» What needs to be done:
Transcribe the whole listing below without changing a word, but leave out every image.

» Data to process:
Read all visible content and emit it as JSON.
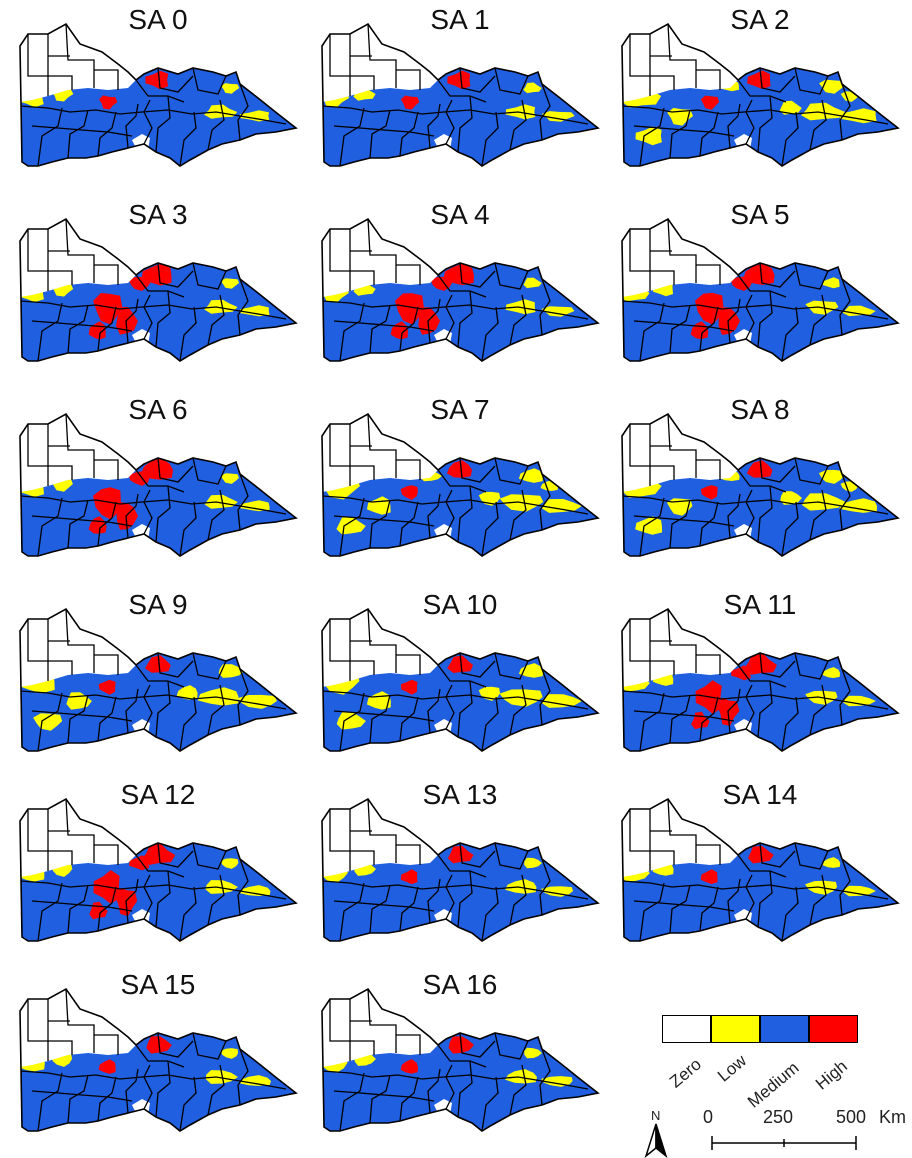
{
  "panels": [
    {
      "title": "SA 0",
      "scheme": 0
    },
    {
      "title": "SA 1",
      "scheme": 1
    },
    {
      "title": "SA 2",
      "scheme": 2
    },
    {
      "title": "SA 3",
      "scheme": 3
    },
    {
      "title": "SA 4",
      "scheme": 4
    },
    {
      "title": "SA 5",
      "scheme": 5
    },
    {
      "title": "SA 6",
      "scheme": 6
    },
    {
      "title": "SA 7",
      "scheme": 7
    },
    {
      "title": "SA 8",
      "scheme": 8
    },
    {
      "title": "SA 9",
      "scheme": 9
    },
    {
      "title": "SA 10",
      "scheme": 10
    },
    {
      "title": "SA 11",
      "scheme": 11
    },
    {
      "title": "SA 12",
      "scheme": 12
    },
    {
      "title": "SA 13",
      "scheme": 13
    },
    {
      "title": "SA 14",
      "scheme": 14
    },
    {
      "title": "SA 15",
      "scheme": 15
    },
    {
      "title": "SA 16",
      "scheme": 16
    }
  ],
  "legend": {
    "categories": [
      {
        "label": "Zero",
        "color": "#ffffff"
      },
      {
        "label": "Low",
        "color": "#ffff00"
      },
      {
        "label": "Medium",
        "color": "#1f5fe0"
      },
      {
        "label": "High",
        "color": "#ff0000"
      }
    ]
  },
  "north_arrow": {
    "label": "N",
    "icon": "north-arrow-icon"
  },
  "scale_bar": {
    "ticks": [
      "0",
      "250",
      "500"
    ],
    "unit": "Km"
  }
}
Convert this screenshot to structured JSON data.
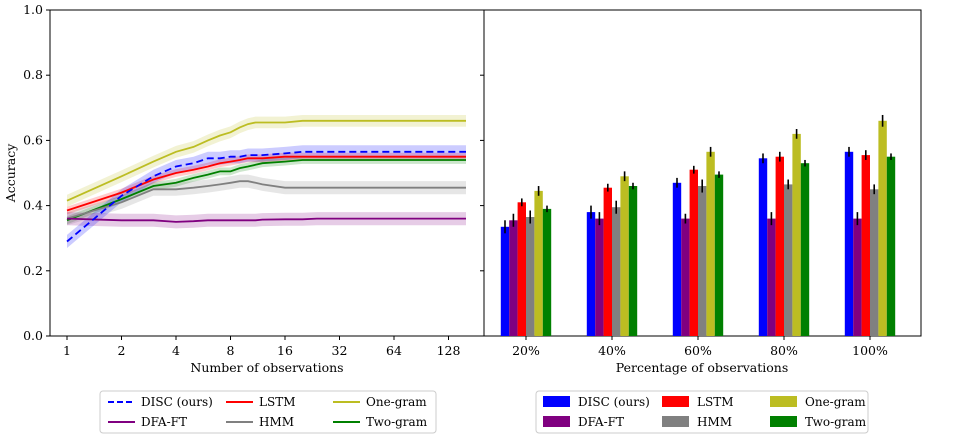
{
  "chart_data": [
    {
      "type": "line",
      "ylabel": "Accuracy",
      "xlabel": "Number of observations",
      "xscale": "log2",
      "x_ticks": [
        1,
        2,
        4,
        8,
        16,
        32,
        64,
        128
      ],
      "x_tick_labels": [
        "1",
        "2",
        "4",
        "8",
        "16",
        "32",
        "64",
        "128"
      ],
      "ylim": [
        0,
        1
      ],
      "y_ticks": [
        0,
        0.2,
        0.4,
        0.6,
        0.8,
        1.0
      ],
      "y_tick_labels": [
        "0.0",
        "0.2",
        "0.4",
        "0.6",
        "0.8",
        "1.0"
      ],
      "x": [
        1,
        2,
        3,
        4,
        5,
        6,
        7,
        8,
        9,
        10,
        11,
        12,
        16,
        20,
        24,
        32,
        48,
        64,
        96,
        128,
        160
      ],
      "series": [
        {
          "name": "DISC (ours)",
          "color": "#0000ff",
          "dash": true,
          "values": [
            0.29,
            0.43,
            0.49,
            0.52,
            0.53,
            0.545,
            0.545,
            0.55,
            0.55,
            0.555,
            0.555,
            0.555,
            0.56,
            0.565,
            0.565,
            0.565,
            0.565,
            0.565,
            0.565,
            0.565,
            0.565
          ],
          "band": 0.02
        },
        {
          "name": "LSTM",
          "color": "#ff0000",
          "values": [
            0.385,
            0.44,
            0.48,
            0.5,
            0.51,
            0.52,
            0.53,
            0.535,
            0.54,
            0.545,
            0.545,
            0.545,
            0.55,
            0.55,
            0.55,
            0.55,
            0.55,
            0.55,
            0.55,
            0.55,
            0.55
          ],
          "band": 0.012
        },
        {
          "name": "One-gram",
          "color": "#bcbd22",
          "values": [
            0.415,
            0.49,
            0.535,
            0.565,
            0.58,
            0.6,
            0.615,
            0.625,
            0.64,
            0.65,
            0.655,
            0.655,
            0.655,
            0.66,
            0.66,
            0.66,
            0.66,
            0.66,
            0.66,
            0.66,
            0.66
          ],
          "band": 0.018
        },
        {
          "name": "DFA-FT",
          "color": "#800080",
          "values": [
            0.36,
            0.355,
            0.355,
            0.35,
            0.352,
            0.355,
            0.355,
            0.355,
            0.355,
            0.355,
            0.355,
            0.357,
            0.358,
            0.358,
            0.36,
            0.36,
            0.36,
            0.36,
            0.36,
            0.36,
            0.36
          ],
          "band": 0.02
        },
        {
          "name": "HMM",
          "color": "#808080",
          "values": [
            0.36,
            0.41,
            0.45,
            0.45,
            0.455,
            0.46,
            0.465,
            0.47,
            0.475,
            0.475,
            0.47,
            0.465,
            0.455,
            0.455,
            0.455,
            0.455,
            0.455,
            0.455,
            0.455,
            0.455,
            0.455
          ],
          "band": 0.02
        },
        {
          "name": "Two-gram",
          "color": "#008000",
          "values": [
            0.355,
            0.42,
            0.46,
            0.47,
            0.485,
            0.495,
            0.505,
            0.505,
            0.515,
            0.52,
            0.525,
            0.53,
            0.535,
            0.54,
            0.54,
            0.54,
            0.54,
            0.54,
            0.54,
            0.54,
            0.54
          ],
          "band": 0.012
        }
      ]
    },
    {
      "type": "bar",
      "xlabel": "Percentage of observations",
      "ylim": [
        0,
        1
      ],
      "categories": [
        "20%",
        "40%",
        "60%",
        "80%",
        "100%"
      ],
      "series": [
        {
          "name": "DISC (ours)",
          "color": "#0000ff",
          "values": [
            0.335,
            0.38,
            0.47,
            0.545,
            0.565
          ],
          "errors": [
            0.02,
            0.02,
            0.015,
            0.015,
            0.015
          ]
        },
        {
          "name": "DFA-FT",
          "color": "#800080",
          "values": [
            0.355,
            0.36,
            0.36,
            0.36,
            0.36
          ],
          "errors": [
            0.02,
            0.02,
            0.015,
            0.02,
            0.02
          ]
        },
        {
          "name": "LSTM",
          "color": "#ff0000",
          "values": [
            0.41,
            0.455,
            0.51,
            0.55,
            0.555
          ],
          "errors": [
            0.012,
            0.012,
            0.012,
            0.015,
            0.015
          ]
        },
        {
          "name": "HMM",
          "color": "#808080",
          "values": [
            0.365,
            0.395,
            0.46,
            0.465,
            0.45
          ],
          "errors": [
            0.02,
            0.02,
            0.02,
            0.015,
            0.015
          ]
        },
        {
          "name": "One-gram",
          "color": "#bcbd22",
          "values": [
            0.445,
            0.49,
            0.565,
            0.62,
            0.66
          ],
          "errors": [
            0.015,
            0.015,
            0.015,
            0.015,
            0.018
          ]
        },
        {
          "name": "Two-gram",
          "color": "#008000",
          "values": [
            0.39,
            0.46,
            0.495,
            0.53,
            0.55
          ],
          "errors": [
            0.01,
            0.01,
            0.01,
            0.01,
            0.01
          ]
        }
      ]
    }
  ],
  "legends": [
    {
      "entries": [
        {
          "label": "DISC (ours)",
          "color": "#0000ff",
          "style": "dashed"
        },
        {
          "label": "LSTM",
          "color": "#ff0000",
          "style": "line"
        },
        {
          "label": "One-gram",
          "color": "#bcbd22",
          "style": "line"
        },
        {
          "label": "DFA-FT",
          "color": "#800080",
          "style": "line"
        },
        {
          "label": "HMM",
          "color": "#808080",
          "style": "line"
        },
        {
          "label": "Two-gram",
          "color": "#008000",
          "style": "line"
        }
      ]
    },
    {
      "entries": [
        {
          "label": "DISC (ours)",
          "color": "#0000ff",
          "style": "patch"
        },
        {
          "label": "LSTM",
          "color": "#ff0000",
          "style": "patch"
        },
        {
          "label": "One-gram",
          "color": "#bcbd22",
          "style": "patch"
        },
        {
          "label": "DFA-FT",
          "color": "#800080",
          "style": "patch"
        },
        {
          "label": "HMM",
          "color": "#808080",
          "style": "patch"
        },
        {
          "label": "Two-gram",
          "color": "#008000",
          "style": "patch"
        }
      ]
    }
  ]
}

» Solution for this exercise:
Read all visible content and emit it as JSON.
{
  "panels": [
    {
      "title": "SA 0",
      "scheme": 0
    },
    {
      "title": "SA 1",
      "scheme": 1
    },
    {
      "title": "SA 2",
      "scheme": 2
    },
    {
      "title": "SA 3",
      "scheme": 3
    },
    {
      "title": "SA 4",
      "scheme": 4
    },
    {
      "title": "SA 5",
      "scheme": 5
    },
    {
      "title": "SA 6",
      "scheme": 6
    },
    {
      "title": "SA 7",
      "scheme": 7
    },
    {
      "title": "SA 8",
      "scheme": 8
    },
    {
      "title": "SA 9",
      "scheme": 9
    },
    {
      "title": "SA 10",
      "scheme": 10
    },
    {
      "title": "SA 11",
      "scheme": 11
    },
    {
      "title": "SA 12",
      "scheme": 12
    },
    {
      "title": "SA 13",
      "scheme": 13
    },
    {
      "title": "SA 14",
      "scheme": 14
    },
    {
      "title": "SA 15",
      "scheme": 15
    },
    {
      "title": "SA 16",
      "scheme": 16
    }
  ],
  "legend": {
    "categories": [
      {
        "label": "Zero",
        "color": "#ffffff"
      },
      {
        "label": "Low",
        "color": "#ffff00"
      },
      {
        "label": "Medium",
        "color": "#1f5fe0"
      },
      {
        "label": "High",
        "color": "#ff0000"
      }
    ]
  },
  "north_arrow": {
    "label": "N",
    "icon": "north-arrow-icon"
  },
  "scale_bar": {
    "ticks": [
      "0",
      "250",
      "500"
    ],
    "unit": "Km"
  }
}
Convert this screenshot to structured JSON data.
{
  "chart_data": [
    {
      "type": "line",
      "ylabel": "Accuracy",
      "xlabel": "Number of observations",
      "xscale": "log2",
      "x_ticks": [
        1,
        2,
        4,
        8,
        16,
        32,
        64,
        128
      ],
      "x_tick_labels": [
        "1",
        "2",
        "4",
        "8",
        "16",
        "32",
        "64",
        "128"
      ],
      "ylim": [
        0,
        1
      ],
      "y_ticks": [
        0,
        0.2,
        0.4,
        0.6,
        0.8,
        1.0
      ],
      "y_tick_labels": [
        "0.0",
        "0.2",
        "0.4",
        "0.6",
        "0.8",
        "1.0"
      ],
      "x": [
        1,
        2,
        3,
        4,
        5,
        6,
        7,
        8,
        9,
        10,
        11,
        12,
        16,
        20,
        24,
        32,
        48,
        64,
        96,
        128,
        160
      ],
      "series": [
        {
          "name": "DISC (ours)",
          "color": "#0000ff",
          "dash": true,
          "values": [
            0.29,
            0.43,
            0.49,
            0.52,
            0.53,
            0.545,
            0.545,
            0.55,
            0.55,
            0.555,
            0.555,
            0.555,
            0.56,
            0.565,
            0.565,
            0.565,
            0.565,
            0.565,
            0.565,
            0.565,
            0.565
          ],
          "band": 0.02
        },
        {
          "name": "LSTM",
          "color": "#ff0000",
          "values": [
            0.385,
            0.44,
            0.48,
            0.5,
            0.51,
            0.52,
            0.53,
            0.535,
            0.54,
            0.545,
            0.545,
            0.545,
            0.55,
            0.55,
            0.55,
            0.55,
            0.55,
            0.55,
            0.55,
            0.55,
            0.55
          ],
          "band": 0.012
        },
        {
          "name": "One-gram",
          "color": "#bcbd22",
          "values": [
            0.415,
            0.49,
            0.535,
            0.565,
            0.58,
            0.6,
            0.615,
            0.625,
            0.64,
            0.65,
            0.655,
            0.655,
            0.655,
            0.66,
            0.66,
            0.66,
            0.66,
            0.66,
            0.66,
            0.66,
            0.66
          ],
          "band": 0.018
        },
        {
          "name": "DFA-FT",
          "color": "#800080",
          "values": [
            0.36,
            0.355,
            0.355,
            0.35,
            0.352,
            0.355,
            0.355,
            0.355,
            0.355,
            0.355,
            0.355,
            0.357,
            0.358,
            0.358,
            0.36,
            0.36,
            0.36,
            0.36,
            0.36,
            0.36,
            0.36
          ],
          "band": 0.02
        },
        {
          "name": "HMM",
          "color": "#808080",
          "values": [
            0.36,
            0.41,
            0.45,
            0.45,
            0.455,
            0.46,
            0.465,
            0.47,
            0.475,
            0.475,
            0.47,
            0.465,
            0.455,
            0.455,
            0.455,
            0.455,
            0.455,
            0.455,
            0.455,
            0.455,
            0.455
          ],
          "band": 0.02
        },
        {
          "name": "Two-gram",
          "color": "#008000",
          "values": [
            0.355,
            0.42,
            0.46,
            0.47,
            0.485,
            0.495,
            0.505,
            0.505,
            0.515,
            0.52,
            0.525,
            0.53,
            0.535,
            0.54,
            0.54,
            0.54,
            0.54,
            0.54,
            0.54,
            0.54,
            0.54
          ],
          "band": 0.012
        }
      ]
    },
    {
      "type": "bar",
      "xlabel": "Percentage of observations",
      "ylim": [
        0,
        1
      ],
      "categories": [
        "20%",
        "40%",
        "60%",
        "80%",
        "100%"
      ],
      "series": [
        {
          "name": "DISC (ours)",
          "color": "#0000ff",
          "values": [
            0.335,
            0.38,
            0.47,
            0.545,
            0.565
          ],
          "errors": [
            0.02,
            0.02,
            0.015,
            0.015,
            0.015
          ]
        },
        {
          "name": "DFA-FT",
          "color": "#800080",
          "values": [
            0.355,
            0.36,
            0.36,
            0.36,
            0.36
          ],
          "errors": [
            0.02,
            0.02,
            0.015,
            0.02,
            0.02
          ]
        },
        {
          "name": "LSTM",
          "color": "#ff0000",
          "values": [
            0.41,
            0.455,
            0.51,
            0.55,
            0.555
          ],
          "errors": [
            0.012,
            0.012,
            0.012,
            0.015,
            0.015
          ]
        },
        {
          "name": "HMM",
          "color": "#808080",
          "values": [
            0.365,
            0.395,
            0.46,
            0.465,
            0.45
          ],
          "errors": [
            0.02,
            0.02,
            0.02,
            0.015,
            0.015
          ]
        },
        {
          "name": "One-gram",
          "color": "#bcbd22",
          "values": [
            0.445,
            0.49,
            0.565,
            0.62,
            0.66
          ],
          "errors": [
            0.015,
            0.015,
            0.015,
            0.015,
            0.018
          ]
        },
        {
          "name": "Two-gram",
          "color": "#008000",
          "values": [
            0.39,
            0.46,
            0.495,
            0.53,
            0.55
          ],
          "errors": [
            0.01,
            0.01,
            0.01,
            0.01,
            0.01
          ]
        }
      ]
    }
  ],
  "legends": [
    {
      "entries": [
        {
          "label": "DISC (ours)",
          "color": "#0000ff",
          "style": "dashed"
        },
        {
          "label": "LSTM",
          "color": "#ff0000",
          "style": "line"
        },
        {
          "label": "One-gram",
          "color": "#bcbd22",
          "style": "line"
        },
        {
          "label": "DFA-FT",
          "color": "#800080",
          "style": "line"
        },
        {
          "label": "HMM",
          "color": "#808080",
          "style": "line"
        },
        {
          "label": "Two-gram",
          "color": "#008000",
          "style": "line"
        }
      ]
    },
    {
      "entries": [
        {
          "label": "DISC (ours)",
          "color": "#0000ff",
          "style": "patch"
        },
        {
          "label": "LSTM",
          "color": "#ff0000",
          "style": "patch"
        },
        {
          "label": "One-gram",
          "color": "#bcbd22",
          "style": "patch"
        },
        {
          "label": "DFA-FT",
          "color": "#800080",
          "style": "patch"
        },
        {
          "label": "HMM",
          "color": "#808080",
          "style": "patch"
        },
        {
          "label": "Two-gram",
          "color": "#008000",
          "style": "patch"
        }
      ]
    }
  ]
}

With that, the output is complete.